### Directions:
Transcribe the records in full, keeping every character as it is.

### Items from a data source:
>> begin

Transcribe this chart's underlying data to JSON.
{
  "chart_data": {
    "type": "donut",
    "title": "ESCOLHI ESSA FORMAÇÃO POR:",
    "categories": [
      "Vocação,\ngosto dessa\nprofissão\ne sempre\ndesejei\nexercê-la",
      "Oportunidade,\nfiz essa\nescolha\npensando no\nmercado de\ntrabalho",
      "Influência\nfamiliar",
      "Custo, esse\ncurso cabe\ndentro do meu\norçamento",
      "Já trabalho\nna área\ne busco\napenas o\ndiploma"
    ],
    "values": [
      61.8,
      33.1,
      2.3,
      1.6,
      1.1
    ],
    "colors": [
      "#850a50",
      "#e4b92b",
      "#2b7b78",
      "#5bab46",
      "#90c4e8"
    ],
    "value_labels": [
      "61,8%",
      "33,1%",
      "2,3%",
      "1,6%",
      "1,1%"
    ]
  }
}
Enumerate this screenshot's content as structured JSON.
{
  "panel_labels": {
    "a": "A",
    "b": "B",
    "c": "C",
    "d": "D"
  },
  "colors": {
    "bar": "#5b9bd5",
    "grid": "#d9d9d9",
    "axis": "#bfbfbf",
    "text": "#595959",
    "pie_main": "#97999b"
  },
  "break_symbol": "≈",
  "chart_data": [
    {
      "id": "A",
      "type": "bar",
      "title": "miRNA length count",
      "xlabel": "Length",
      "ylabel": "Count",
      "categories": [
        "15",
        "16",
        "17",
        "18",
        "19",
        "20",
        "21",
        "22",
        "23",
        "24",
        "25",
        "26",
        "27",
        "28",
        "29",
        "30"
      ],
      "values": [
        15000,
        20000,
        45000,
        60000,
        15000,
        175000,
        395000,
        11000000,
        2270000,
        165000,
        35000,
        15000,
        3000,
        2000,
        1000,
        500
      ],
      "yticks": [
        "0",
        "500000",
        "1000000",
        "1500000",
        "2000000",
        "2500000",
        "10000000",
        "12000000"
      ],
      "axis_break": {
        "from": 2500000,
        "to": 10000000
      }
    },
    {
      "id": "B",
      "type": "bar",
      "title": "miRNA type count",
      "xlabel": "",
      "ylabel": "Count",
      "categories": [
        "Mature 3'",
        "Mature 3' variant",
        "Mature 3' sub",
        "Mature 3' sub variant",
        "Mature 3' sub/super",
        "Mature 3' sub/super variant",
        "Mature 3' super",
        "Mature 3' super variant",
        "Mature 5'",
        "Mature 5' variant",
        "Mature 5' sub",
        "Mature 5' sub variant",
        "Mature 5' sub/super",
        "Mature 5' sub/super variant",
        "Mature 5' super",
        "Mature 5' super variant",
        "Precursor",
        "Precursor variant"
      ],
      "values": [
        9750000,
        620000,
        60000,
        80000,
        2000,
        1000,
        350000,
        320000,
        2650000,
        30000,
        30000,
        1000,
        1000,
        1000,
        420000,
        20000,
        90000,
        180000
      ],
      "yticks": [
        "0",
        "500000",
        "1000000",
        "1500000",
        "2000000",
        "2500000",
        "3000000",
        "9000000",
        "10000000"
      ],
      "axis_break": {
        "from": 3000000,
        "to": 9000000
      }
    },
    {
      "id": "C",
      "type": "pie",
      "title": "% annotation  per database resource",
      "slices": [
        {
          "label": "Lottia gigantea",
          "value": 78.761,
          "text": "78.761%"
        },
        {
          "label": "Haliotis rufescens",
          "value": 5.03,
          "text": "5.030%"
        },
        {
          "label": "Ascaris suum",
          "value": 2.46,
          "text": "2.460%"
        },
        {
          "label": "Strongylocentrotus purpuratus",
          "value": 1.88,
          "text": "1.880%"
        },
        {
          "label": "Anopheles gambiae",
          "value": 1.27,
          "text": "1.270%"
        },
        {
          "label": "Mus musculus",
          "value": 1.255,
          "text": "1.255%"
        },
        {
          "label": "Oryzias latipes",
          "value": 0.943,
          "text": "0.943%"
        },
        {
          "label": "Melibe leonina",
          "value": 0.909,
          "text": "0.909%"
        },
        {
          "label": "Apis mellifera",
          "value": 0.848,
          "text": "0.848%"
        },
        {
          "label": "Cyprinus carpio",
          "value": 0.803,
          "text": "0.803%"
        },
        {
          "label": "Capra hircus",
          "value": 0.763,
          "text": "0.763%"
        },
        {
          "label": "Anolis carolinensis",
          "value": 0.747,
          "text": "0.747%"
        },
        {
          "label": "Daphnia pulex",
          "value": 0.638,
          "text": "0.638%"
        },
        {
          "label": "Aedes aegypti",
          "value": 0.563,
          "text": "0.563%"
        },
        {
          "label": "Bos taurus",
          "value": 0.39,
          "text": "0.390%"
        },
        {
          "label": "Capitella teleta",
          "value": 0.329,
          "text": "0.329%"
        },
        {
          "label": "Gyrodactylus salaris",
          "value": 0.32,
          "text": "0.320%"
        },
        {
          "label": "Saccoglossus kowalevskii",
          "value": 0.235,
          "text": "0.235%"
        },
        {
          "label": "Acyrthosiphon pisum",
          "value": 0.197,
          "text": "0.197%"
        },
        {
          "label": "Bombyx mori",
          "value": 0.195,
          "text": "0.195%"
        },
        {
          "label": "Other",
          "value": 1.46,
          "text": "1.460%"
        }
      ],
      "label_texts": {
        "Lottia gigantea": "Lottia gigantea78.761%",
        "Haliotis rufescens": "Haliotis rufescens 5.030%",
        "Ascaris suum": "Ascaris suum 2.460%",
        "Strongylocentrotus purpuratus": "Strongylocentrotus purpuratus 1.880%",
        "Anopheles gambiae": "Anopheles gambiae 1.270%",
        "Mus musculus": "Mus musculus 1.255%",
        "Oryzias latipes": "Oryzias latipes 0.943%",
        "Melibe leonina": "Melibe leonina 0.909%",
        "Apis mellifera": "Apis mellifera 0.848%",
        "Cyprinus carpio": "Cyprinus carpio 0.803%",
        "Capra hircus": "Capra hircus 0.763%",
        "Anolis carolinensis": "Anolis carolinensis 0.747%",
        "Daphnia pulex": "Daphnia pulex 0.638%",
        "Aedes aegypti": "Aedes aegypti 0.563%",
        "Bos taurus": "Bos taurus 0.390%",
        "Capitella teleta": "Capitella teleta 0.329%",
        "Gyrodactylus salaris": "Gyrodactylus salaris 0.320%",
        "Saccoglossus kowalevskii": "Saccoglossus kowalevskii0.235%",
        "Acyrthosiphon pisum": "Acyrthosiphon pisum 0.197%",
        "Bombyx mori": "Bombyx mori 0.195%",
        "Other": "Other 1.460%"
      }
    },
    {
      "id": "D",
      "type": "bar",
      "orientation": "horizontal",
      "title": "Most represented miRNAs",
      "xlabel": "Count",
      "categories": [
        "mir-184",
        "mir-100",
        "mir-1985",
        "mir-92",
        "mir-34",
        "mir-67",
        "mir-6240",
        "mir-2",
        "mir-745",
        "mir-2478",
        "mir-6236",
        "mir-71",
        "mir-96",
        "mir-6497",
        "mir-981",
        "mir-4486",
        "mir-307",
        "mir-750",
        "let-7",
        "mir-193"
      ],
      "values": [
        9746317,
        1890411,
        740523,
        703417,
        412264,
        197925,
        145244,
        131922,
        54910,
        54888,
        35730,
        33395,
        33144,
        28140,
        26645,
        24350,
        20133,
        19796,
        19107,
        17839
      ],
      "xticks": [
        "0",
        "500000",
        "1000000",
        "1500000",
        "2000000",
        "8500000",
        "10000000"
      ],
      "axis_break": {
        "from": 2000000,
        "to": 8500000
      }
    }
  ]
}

>> end

### Final result:
Transcribe this chart's underlying data to JSON.
{
  "chart_data": {
    "type": "donut",
    "title": "ESCOLHI ESSA FORMAÇÃO POR:",
    "categories": [
      "Vocação,\ngosto dessa\nprofissão\ne sempre\ndesejei\nexercê-la",
      "Oportunidade,\nfiz essa\nescolha\npensando no\nmercado de\ntrabalho",
      "Influência\nfamiliar",
      "Custo, esse\ncurso cabe\ndentro do meu\norçamento",
      "Já trabalho\nna área\ne busco\napenas o\ndiploma"
    ],
    "values": [
      61.8,
      33.1,
      2.3,
      1.6,
      1.1
    ],
    "colors": [
      "#850a50",
      "#e4b92b",
      "#2b7b78",
      "#5bab46",
      "#90c4e8"
    ],
    "value_labels": [
      "61,8%",
      "33,1%",
      "2,3%",
      "1,6%",
      "1,1%"
    ]
  }
}
Enumerate this screenshot's content as structured JSON.
{
  "panel_labels": {
    "a": "A",
    "b": "B",
    "c": "C",
    "d": "D"
  },
  "colors": {
    "bar": "#5b9bd5",
    "grid": "#d9d9d9",
    "axis": "#bfbfbf",
    "text": "#595959",
    "pie_main": "#97999b"
  },
  "break_symbol": "≈",
  "chart_data": [
    {
      "id": "A",
      "type": "bar",
      "title": "miRNA length count",
      "xlabel": "Length",
      "ylabel": "Count",
      "categories": [
        "15",
        "16",
        "17",
        "18",
        "19",
        "20",
        "21",
        "22",
        "23",
        "24",
        "25",
        "26",
        "27",
        "28",
        "29",
        "30"
      ],
      "values": [
        15000,
        20000,
        45000,
        60000,
        15000,
        175000,
        395000,
        11000000,
        2270000,
        165000,
        35000,
        15000,
        3000,
        2000,
        1000,
        500
      ],
      "yticks": [
        "0",
        "500000",
        "1000000",
        "1500000",
        "2000000",
        "2500000",
        "10000000",
        "12000000"
      ],
      "axis_break": {
        "from": 2500000,
        "to": 10000000
      }
    },
    {
      "id": "B",
      "type": "bar",
      "title": "miRNA type count",
      "xlabel": "",
      "ylabel": "Count",
      "categories": [
        "Mature 3'",
        "Mature 3' variant",
        "Mature 3' sub",
        "Mature 3' sub variant",
        "Mature 3' sub/super",
        "Mature 3' sub/super variant",
        "Mature 3' super",
        "Mature 3' super variant",
        "Mature 5'",
        "Mature 5' variant",
        "Mature 5' sub",
        "Mature 5' sub variant",
        "Mature 5' sub/super",
        "Mature 5' sub/super variant",
        "Mature 5' super",
        "Mature 5' super variant",
        "Precursor",
        "Precursor variant"
      ],
      "values": [
        9750000,
        620000,
        60000,
        80000,
        2000,
        1000,
        350000,
        320000,
        2650000,
        30000,
        30000,
        1000,
        1000,
        1000,
        420000,
        20000,
        90000,
        180000
      ],
      "yticks": [
        "0",
        "500000",
        "1000000",
        "1500000",
        "2000000",
        "2500000",
        "3000000",
        "9000000",
        "10000000"
      ],
      "axis_break": {
        "from": 3000000,
        "to": 9000000
      }
    },
    {
      "id": "C",
      "type": "pie",
      "title": "% annotation  per database resource",
      "slices": [
        {
          "label": "Lottia gigantea",
          "value": 78.761,
          "text": "78.761%"
        },
        {
          "label": "Haliotis rufescens",
          "value": 5.03,
          "text": "5.030%"
        },
        {
          "label": "Ascaris suum",
          "value": 2.46,
          "text": "2.460%"
        },
        {
          "label": "Strongylocentrotus purpuratus",
          "value": 1.88,
          "text": "1.880%"
        },
        {
          "label": "Anopheles gambiae",
          "value": 1.27,
          "text": "1.270%"
        },
        {
          "label": "Mus musculus",
          "value": 1.255,
          "text": "1.255%"
        },
        {
          "label": "Oryzias latipes",
          "value": 0.943,
          "text": "0.943%"
        },
        {
          "label": "Melibe leonina",
          "value": 0.909,
          "text": "0.909%"
        },
        {
          "label": "Apis mellifera",
          "value": 0.848,
          "text": "0.848%"
        },
        {
          "label": "Cyprinus carpio",
          "value": 0.803,
          "text": "0.803%"
        },
        {
          "label": "Capra hircus",
          "value": 0.763,
          "text": "0.763%"
        },
        {
          "label": "Anolis carolinensis",
          "value": 0.747,
          "text": "0.747%"
        },
        {
          "label": "Daphnia pulex",
          "value": 0.638,
          "text": "0.638%"
        },
        {
          "label": "Aedes aegypti",
          "value": 0.563,
          "text": "0.563%"
        },
        {
          "label": "Bos taurus",
          "value": 0.39,
          "text": "0.390%"
        },
        {
          "label": "Capitella teleta",
          "value": 0.329,
          "text": "0.329%"
        },
        {
          "label": "Gyrodactylus salaris",
          "value": 0.32,
          "text": "0.320%"
        },
        {
          "label": "Saccoglossus kowalevskii",
          "value": 0.235,
          "text": "0.235%"
        },
        {
          "label": "Acyrthosiphon pisum",
          "value": 0.197,
          "text": "0.197%"
        },
        {
          "label": "Bombyx mori",
          "value": 0.195,
          "text": "0.195%"
        },
        {
          "label": "Other",
          "value": 1.46,
          "text": "1.460%"
        }
      ],
      "label_texts": {
        "Lottia gigantea": "Lottia gigantea78.761%",
        "Haliotis rufescens": "Haliotis rufescens 5.030%",
        "Ascaris suum": "Ascaris suum 2.460%",
        "Strongylocentrotus purpuratus": "Strongylocentrotus purpuratus 1.880%",
        "Anopheles gambiae": "Anopheles gambiae 1.270%",
        "Mus musculus": "Mus musculus 1.255%",
        "Oryzias latipes": "Oryzias latipes 0.943%",
        "Melibe leonina": "Melibe leonina 0.909%",
        "Apis mellifera": "Apis mellifera 0.848%",
        "Cyprinus carpio": "Cyprinus carpio 0.803%",
        "Capra hircus": "Capra hircus 0.763%",
        "Anolis carolinensis": "Anolis carolinensis 0.747%",
        "Daphnia pulex": "Daphnia pulex 0.638%",
        "Aedes aegypti": "Aedes aegypti 0.563%",
        "Bos taurus": "Bos taurus 0.390%",
        "Capitella teleta": "Capitella teleta 0.329%",
        "Gyrodactylus salaris": "Gyrodactylus salaris 0.320%",
        "Saccoglossus kowalevskii": "Saccoglossus kowalevskii0.235%",
        "Acyrthosiphon pisum": "Acyrthosiphon pisum 0.197%",
        "Bombyx mori": "Bombyx mori 0.195%",
        "Other": "Other 1.460%"
      }
    },
    {
      "id": "D",
      "type": "bar",
      "orientation": "horizontal",
      "title": "Most represented miRNAs",
      "xlabel": "Count",
      "categories": [
        "mir-184",
        "mir-100",
        "mir-1985",
        "mir-92",
        "mir-34",
        "mir-67",
        "mir-6240",
        "mir-2",
        "mir-745",
        "mir-2478",
        "mir-6236",
        "mir-71",
        "mir-96",
        "mir-6497",
        "mir-981",
        "mir-4486",
        "mir-307",
        "mir-750",
        "let-7",
        "mir-193"
      ],
      "values": [
        9746317,
        1890411,
        740523,
        703417,
        412264,
        197925,
        145244,
        131922,
        54910,
        54888,
        35730,
        33395,
        33144,
        28140,
        26645,
        24350,
        20133,
        19796,
        19107,
        17839
      ],
      "xticks": [
        "0",
        "500000",
        "1000000",
        "1500000",
        "2000000",
        "8500000",
        "10000000"
      ],
      "axis_break": {
        "from": 2000000,
        "to": 8500000
      }
    }
  ]
}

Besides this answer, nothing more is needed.